EXTRACTED INFORMATION
################

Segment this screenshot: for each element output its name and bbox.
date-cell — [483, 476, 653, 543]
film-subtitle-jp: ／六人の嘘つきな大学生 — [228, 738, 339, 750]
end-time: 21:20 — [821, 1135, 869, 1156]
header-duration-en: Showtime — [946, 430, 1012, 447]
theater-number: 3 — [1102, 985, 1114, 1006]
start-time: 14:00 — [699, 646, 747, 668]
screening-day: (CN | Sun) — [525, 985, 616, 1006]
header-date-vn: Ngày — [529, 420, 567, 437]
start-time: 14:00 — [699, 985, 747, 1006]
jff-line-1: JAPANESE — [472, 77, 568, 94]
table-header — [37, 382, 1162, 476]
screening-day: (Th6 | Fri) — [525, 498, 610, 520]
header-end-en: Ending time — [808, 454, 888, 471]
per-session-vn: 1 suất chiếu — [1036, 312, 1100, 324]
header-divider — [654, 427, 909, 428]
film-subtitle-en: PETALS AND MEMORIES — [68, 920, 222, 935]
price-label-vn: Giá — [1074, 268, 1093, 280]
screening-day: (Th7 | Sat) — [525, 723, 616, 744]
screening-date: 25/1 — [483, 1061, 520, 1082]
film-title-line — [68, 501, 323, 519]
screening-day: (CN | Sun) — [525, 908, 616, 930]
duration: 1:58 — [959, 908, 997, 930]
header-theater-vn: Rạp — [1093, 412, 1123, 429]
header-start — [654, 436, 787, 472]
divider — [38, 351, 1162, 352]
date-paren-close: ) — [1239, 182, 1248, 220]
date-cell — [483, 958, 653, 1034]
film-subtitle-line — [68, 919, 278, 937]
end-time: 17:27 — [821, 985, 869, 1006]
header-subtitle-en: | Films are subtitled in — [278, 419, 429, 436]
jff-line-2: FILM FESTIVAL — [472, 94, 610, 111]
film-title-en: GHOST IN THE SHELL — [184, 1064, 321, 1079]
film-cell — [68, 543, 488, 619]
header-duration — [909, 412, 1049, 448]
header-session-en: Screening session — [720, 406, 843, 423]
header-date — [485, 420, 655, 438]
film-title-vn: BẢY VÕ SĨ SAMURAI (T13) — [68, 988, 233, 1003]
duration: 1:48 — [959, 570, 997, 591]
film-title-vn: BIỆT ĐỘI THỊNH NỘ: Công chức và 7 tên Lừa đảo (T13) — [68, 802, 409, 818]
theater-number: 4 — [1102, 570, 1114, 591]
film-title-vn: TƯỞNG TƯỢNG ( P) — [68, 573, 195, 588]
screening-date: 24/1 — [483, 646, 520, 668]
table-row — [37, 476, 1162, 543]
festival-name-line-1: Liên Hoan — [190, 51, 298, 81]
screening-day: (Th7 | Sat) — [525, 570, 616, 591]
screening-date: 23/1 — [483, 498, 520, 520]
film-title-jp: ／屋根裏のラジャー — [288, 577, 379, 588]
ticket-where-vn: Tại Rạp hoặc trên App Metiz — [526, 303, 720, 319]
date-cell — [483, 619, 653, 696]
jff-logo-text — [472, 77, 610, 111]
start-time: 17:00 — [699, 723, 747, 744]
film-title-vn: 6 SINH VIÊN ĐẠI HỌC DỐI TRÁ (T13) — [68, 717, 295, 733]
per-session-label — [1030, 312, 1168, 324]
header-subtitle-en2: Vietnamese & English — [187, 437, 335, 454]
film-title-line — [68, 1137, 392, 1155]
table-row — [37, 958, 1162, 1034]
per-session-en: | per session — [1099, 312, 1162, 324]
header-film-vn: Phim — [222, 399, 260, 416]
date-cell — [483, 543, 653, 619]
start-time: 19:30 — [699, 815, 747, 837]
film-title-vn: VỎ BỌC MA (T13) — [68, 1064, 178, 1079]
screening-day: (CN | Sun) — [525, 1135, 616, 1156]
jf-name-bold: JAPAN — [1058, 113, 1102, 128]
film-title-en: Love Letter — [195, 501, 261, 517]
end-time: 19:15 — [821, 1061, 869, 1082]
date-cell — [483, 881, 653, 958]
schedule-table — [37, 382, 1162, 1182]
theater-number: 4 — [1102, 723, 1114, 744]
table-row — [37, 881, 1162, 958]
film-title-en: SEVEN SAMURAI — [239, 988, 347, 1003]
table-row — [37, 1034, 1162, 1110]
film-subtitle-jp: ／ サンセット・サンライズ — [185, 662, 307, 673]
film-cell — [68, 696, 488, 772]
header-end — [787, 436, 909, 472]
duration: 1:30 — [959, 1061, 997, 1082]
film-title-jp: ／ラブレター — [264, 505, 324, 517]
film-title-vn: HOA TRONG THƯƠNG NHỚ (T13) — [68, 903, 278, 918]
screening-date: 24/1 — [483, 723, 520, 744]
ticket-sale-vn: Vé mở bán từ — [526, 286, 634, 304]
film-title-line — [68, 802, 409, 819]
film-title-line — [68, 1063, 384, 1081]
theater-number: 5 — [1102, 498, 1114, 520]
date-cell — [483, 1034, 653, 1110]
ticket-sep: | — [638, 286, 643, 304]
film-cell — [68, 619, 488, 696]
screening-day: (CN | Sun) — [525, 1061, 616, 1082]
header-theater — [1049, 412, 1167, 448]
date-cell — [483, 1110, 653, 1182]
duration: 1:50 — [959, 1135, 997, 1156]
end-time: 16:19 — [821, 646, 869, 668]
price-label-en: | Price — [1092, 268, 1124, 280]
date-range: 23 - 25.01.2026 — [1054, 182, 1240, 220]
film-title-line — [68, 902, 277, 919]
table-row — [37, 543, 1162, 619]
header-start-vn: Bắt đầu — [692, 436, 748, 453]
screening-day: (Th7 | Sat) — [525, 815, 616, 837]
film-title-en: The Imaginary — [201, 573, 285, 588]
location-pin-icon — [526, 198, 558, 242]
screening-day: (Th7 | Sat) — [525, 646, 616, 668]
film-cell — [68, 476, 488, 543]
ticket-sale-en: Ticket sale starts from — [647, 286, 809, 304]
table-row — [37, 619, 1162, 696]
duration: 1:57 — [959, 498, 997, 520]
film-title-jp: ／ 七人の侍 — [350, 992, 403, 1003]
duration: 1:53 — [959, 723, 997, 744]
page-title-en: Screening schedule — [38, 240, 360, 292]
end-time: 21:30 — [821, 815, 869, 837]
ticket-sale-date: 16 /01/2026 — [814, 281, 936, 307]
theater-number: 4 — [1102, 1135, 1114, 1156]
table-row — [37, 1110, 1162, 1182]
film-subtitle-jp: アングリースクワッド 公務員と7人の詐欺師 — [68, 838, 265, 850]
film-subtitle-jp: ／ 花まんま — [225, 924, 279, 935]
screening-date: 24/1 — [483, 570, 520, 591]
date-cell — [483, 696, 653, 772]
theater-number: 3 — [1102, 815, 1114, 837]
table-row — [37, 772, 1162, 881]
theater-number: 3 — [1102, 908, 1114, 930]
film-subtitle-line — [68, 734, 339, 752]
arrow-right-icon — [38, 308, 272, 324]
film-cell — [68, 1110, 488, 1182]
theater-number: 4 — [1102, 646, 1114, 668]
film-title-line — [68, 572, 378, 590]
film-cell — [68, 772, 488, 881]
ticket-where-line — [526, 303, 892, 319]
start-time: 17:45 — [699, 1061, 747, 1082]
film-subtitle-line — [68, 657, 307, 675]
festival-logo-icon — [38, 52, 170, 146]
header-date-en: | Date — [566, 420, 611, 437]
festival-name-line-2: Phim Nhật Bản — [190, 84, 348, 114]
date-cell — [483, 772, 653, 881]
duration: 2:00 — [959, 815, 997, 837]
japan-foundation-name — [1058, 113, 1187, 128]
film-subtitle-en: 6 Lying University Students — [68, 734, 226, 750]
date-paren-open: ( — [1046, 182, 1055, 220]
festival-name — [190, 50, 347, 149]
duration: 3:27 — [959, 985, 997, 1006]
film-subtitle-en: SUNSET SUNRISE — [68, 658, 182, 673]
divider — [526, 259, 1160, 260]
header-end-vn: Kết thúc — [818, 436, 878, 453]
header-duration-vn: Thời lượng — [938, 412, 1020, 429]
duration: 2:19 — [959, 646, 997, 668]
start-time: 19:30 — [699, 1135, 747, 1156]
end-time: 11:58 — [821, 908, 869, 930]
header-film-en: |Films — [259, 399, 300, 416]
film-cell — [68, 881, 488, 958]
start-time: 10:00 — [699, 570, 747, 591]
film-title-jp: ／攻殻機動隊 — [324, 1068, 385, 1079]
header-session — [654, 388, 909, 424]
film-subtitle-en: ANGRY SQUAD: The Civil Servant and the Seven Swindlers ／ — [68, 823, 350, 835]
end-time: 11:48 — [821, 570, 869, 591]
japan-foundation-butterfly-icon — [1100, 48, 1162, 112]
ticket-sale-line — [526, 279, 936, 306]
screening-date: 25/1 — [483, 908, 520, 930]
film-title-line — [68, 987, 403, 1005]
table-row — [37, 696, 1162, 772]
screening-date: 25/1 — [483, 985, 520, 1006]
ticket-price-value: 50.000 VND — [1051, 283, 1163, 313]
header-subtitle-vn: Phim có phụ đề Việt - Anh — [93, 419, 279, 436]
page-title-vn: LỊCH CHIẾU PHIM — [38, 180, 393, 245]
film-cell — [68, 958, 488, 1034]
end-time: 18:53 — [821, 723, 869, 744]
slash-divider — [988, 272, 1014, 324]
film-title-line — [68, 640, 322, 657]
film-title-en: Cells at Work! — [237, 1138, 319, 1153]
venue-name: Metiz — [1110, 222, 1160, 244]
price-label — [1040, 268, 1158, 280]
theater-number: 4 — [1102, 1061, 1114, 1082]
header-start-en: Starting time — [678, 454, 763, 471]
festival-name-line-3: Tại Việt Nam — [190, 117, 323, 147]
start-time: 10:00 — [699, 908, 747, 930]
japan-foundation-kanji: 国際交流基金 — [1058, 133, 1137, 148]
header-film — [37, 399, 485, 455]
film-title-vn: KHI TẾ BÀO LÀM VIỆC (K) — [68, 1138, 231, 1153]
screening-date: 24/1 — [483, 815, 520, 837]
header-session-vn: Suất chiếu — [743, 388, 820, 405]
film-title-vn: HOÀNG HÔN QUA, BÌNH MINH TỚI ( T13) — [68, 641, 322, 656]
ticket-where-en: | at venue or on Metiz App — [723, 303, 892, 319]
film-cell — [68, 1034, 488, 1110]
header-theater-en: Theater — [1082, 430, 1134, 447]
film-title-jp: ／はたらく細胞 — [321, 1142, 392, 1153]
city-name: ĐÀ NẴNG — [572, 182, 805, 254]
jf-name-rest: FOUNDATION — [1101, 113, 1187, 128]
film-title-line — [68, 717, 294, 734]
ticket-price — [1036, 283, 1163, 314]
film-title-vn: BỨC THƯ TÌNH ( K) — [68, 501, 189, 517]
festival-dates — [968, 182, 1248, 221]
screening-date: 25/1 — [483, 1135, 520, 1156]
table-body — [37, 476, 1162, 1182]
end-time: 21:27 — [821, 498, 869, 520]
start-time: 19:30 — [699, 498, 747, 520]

################

TASK BRIEF
In the entries above, tally the lines that hold the string "logo" and give only the count.

RESPONSE TO THE EXERCISE
2